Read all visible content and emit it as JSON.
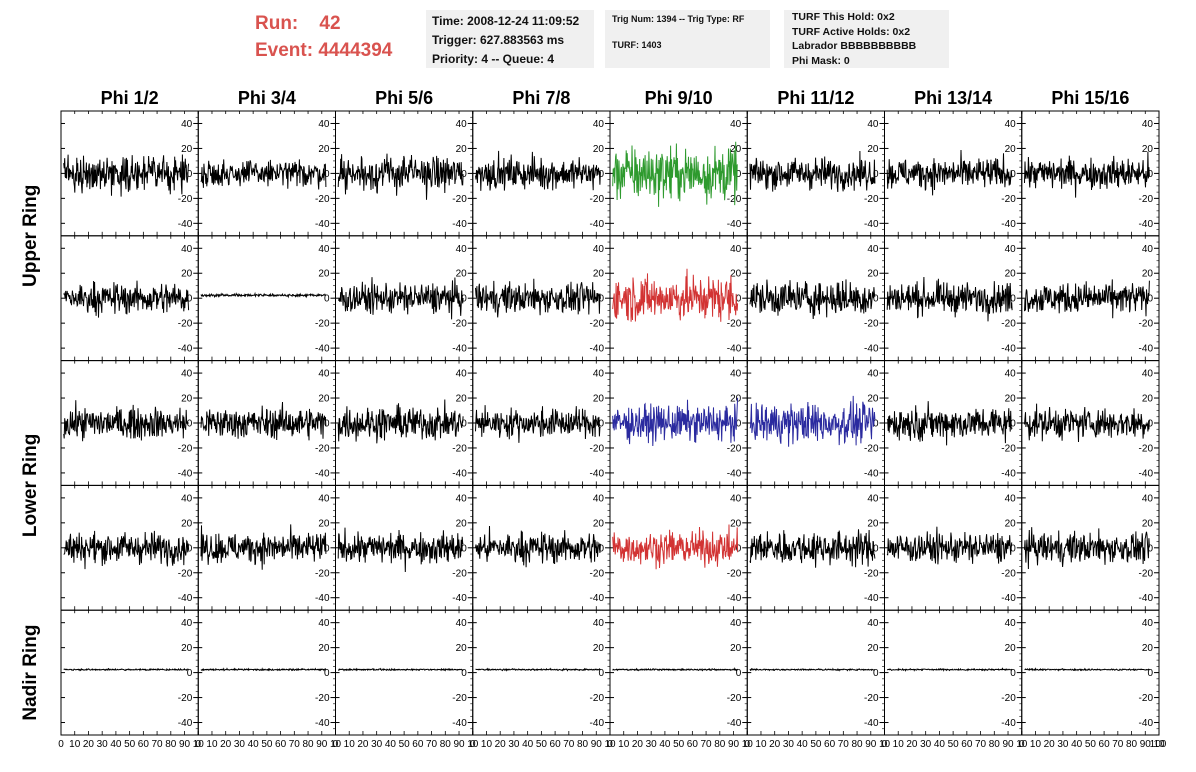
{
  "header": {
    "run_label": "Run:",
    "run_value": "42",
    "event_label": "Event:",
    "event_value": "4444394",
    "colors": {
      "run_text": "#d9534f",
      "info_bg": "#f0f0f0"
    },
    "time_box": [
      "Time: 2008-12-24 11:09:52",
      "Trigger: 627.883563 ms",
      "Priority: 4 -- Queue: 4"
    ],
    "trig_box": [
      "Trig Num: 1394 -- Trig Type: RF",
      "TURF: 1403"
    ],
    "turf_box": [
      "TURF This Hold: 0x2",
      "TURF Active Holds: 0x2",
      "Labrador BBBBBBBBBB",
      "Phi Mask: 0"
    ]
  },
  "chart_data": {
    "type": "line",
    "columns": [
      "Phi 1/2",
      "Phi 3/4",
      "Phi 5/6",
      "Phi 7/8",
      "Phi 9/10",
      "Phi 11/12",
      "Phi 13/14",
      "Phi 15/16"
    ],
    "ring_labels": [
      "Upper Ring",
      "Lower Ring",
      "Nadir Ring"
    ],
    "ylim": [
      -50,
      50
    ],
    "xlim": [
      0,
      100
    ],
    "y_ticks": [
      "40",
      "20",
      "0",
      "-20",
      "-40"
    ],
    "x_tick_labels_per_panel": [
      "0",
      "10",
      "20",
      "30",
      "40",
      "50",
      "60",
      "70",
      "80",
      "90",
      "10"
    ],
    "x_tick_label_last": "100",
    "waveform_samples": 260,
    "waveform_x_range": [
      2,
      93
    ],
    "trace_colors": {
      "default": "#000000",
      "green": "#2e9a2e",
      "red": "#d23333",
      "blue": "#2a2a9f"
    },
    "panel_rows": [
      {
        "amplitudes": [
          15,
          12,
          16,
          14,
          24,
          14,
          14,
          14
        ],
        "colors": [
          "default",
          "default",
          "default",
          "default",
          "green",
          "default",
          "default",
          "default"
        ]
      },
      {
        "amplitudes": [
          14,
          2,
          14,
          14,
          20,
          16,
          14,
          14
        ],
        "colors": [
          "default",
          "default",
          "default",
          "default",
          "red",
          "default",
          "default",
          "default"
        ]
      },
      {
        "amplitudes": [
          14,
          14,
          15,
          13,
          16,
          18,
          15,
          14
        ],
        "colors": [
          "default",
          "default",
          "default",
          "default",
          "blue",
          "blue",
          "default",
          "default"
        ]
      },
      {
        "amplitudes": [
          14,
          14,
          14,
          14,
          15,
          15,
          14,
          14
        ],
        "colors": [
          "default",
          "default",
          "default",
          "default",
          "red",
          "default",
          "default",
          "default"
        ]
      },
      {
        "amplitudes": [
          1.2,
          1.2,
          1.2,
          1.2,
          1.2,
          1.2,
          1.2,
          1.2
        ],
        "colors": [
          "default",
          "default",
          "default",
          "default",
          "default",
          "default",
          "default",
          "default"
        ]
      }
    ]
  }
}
----
#### [STATED PROBLEM]
The records above need to be restated word for word, with the pictures left out.

#### [ANSWER IN FULL]
Read all visible content and emit it as JSON.
{
  "header": {
    "run_label": "Run:",
    "run_value": "42",
    "event_label": "Event:",
    "event_value": "4444394",
    "colors": {
      "run_text": "#d9534f",
      "info_bg": "#f0f0f0"
    },
    "time_box": [
      "Time: 2008-12-24 11:09:52",
      "Trigger: 627.883563 ms",
      "Priority: 4 -- Queue: 4"
    ],
    "trig_box": [
      "Trig Num: 1394 -- Trig Type: RF",
      "TURF: 1403"
    ],
    "turf_box": [
      "TURF This Hold: 0x2",
      "TURF Active Holds: 0x2",
      "Labrador BBBBBBBBBB",
      "Phi Mask: 0"
    ]
  },
  "chart_data": {
    "type": "line",
    "columns": [
      "Phi 1/2",
      "Phi 3/4",
      "Phi 5/6",
      "Phi 7/8",
      "Phi 9/10",
      "Phi 11/12",
      "Phi 13/14",
      "Phi 15/16"
    ],
    "ring_labels": [
      "Upper Ring",
      "Lower Ring",
      "Nadir Ring"
    ],
    "ylim": [
      -50,
      50
    ],
    "xlim": [
      0,
      100
    ],
    "y_ticks": [
      "40",
      "20",
      "0",
      "-20",
      "-40"
    ],
    "x_tick_labels_per_panel": [
      "0",
      "10",
      "20",
      "30",
      "40",
      "50",
      "60",
      "70",
      "80",
      "90",
      "10"
    ],
    "x_tick_label_last": "100",
    "waveform_samples": 260,
    "waveform_x_range": [
      2,
      93
    ],
    "trace_colors": {
      "default": "#000000",
      "green": "#2e9a2e",
      "red": "#d23333",
      "blue": "#2a2a9f"
    },
    "panel_rows": [
      {
        "amplitudes": [
          15,
          12,
          16,
          14,
          24,
          14,
          14,
          14
        ],
        "colors": [
          "default",
          "default",
          "default",
          "default",
          "green",
          "default",
          "default",
          "default"
        ]
      },
      {
        "amplitudes": [
          14,
          2,
          14,
          14,
          20,
          16,
          14,
          14
        ],
        "colors": [
          "default",
          "default",
          "default",
          "default",
          "red",
          "default",
          "default",
          "default"
        ]
      },
      {
        "amplitudes": [
          14,
          14,
          15,
          13,
          16,
          18,
          15,
          14
        ],
        "colors": [
          "default",
          "default",
          "default",
          "default",
          "blue",
          "blue",
          "default",
          "default"
        ]
      },
      {
        "amplitudes": [
          14,
          14,
          14,
          14,
          15,
          15,
          14,
          14
        ],
        "colors": [
          "default",
          "default",
          "default",
          "default",
          "red",
          "default",
          "default",
          "default"
        ]
      },
      {
        "amplitudes": [
          1.2,
          1.2,
          1.2,
          1.2,
          1.2,
          1.2,
          1.2,
          1.2
        ],
        "colors": [
          "default",
          "default",
          "default",
          "default",
          "default",
          "default",
          "default",
          "default"
        ]
      }
    ]
  }
}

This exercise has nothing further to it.